- Selected excerpt
_____
Current and Voltage Meters

Discussion in 'Homework Help' started by theluckyone, Sep 13, 2004.

  1. theluckyone

    Thread Starter New Member

    Sep 13, 2004
    1
    0
    I am looking at the basic design and calculations for current and Voltage meters. The questions give a meter resistance and tells you the full scale deflection current. then it asks you to calculate the resistance needed in parallel to change the full scale deflection current; finally asking for the combined resistance of the meter. I would like to know what Full scale deflection means and what equations I would need based on the information given to be able to calculate the new deflection current. No voltage measurement is given for the current meter and no current is given for the voltage meter.

    I attached the questions (numbers 4 and 5)
_____
- Data block
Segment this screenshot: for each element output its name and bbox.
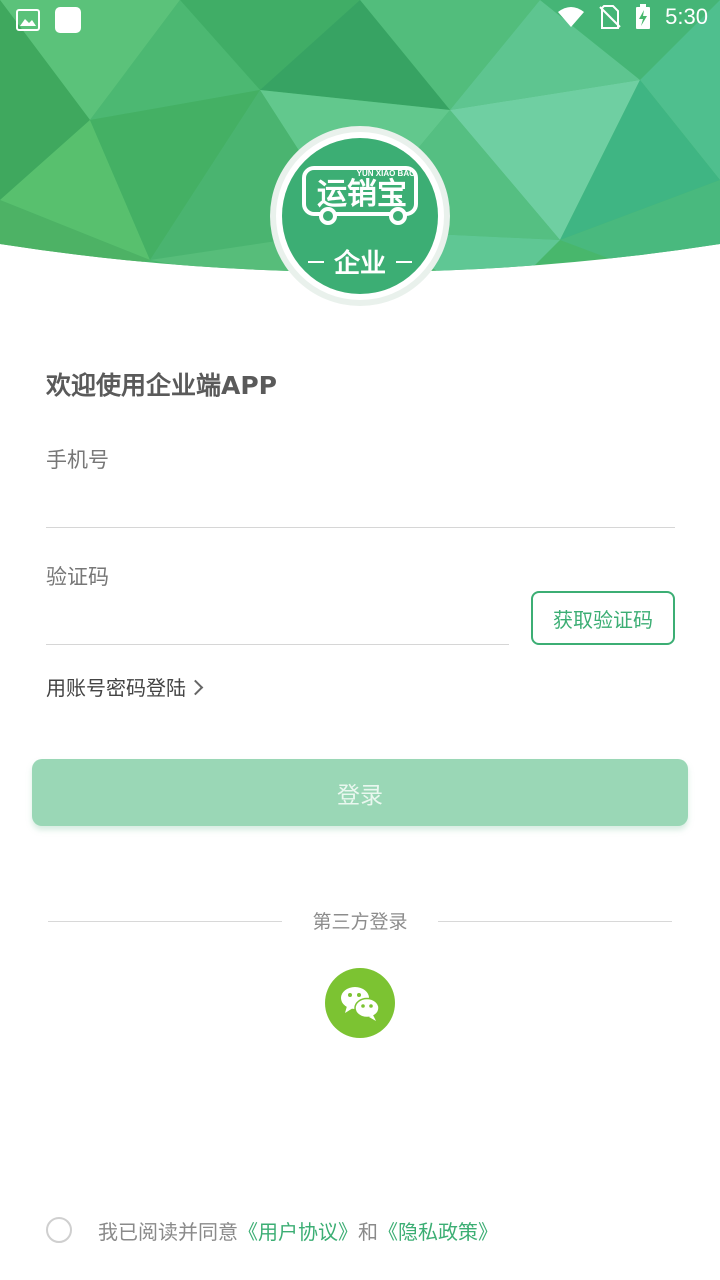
_____
Using the post on current and voltage meters, decide whether each statement agrees with it. Answer yes or no for each, quoting the words of the post that settle it. (a) The poster says the questions provide a meter resistance and the full scale deflection current. (b) The poster says a voltage measurement is provided for the current meter. (c) The poster attached questions numbered 3 and 4. The data above plays no part in this exercise.

- Result for this exercise
(a) Yes: "The questions give a meter resistance and tells you the full scale deflection current."
(b) No: "No voltage measurement is given for the current meter"
(c) No: "I attached the questions (numbers 4 and 5)"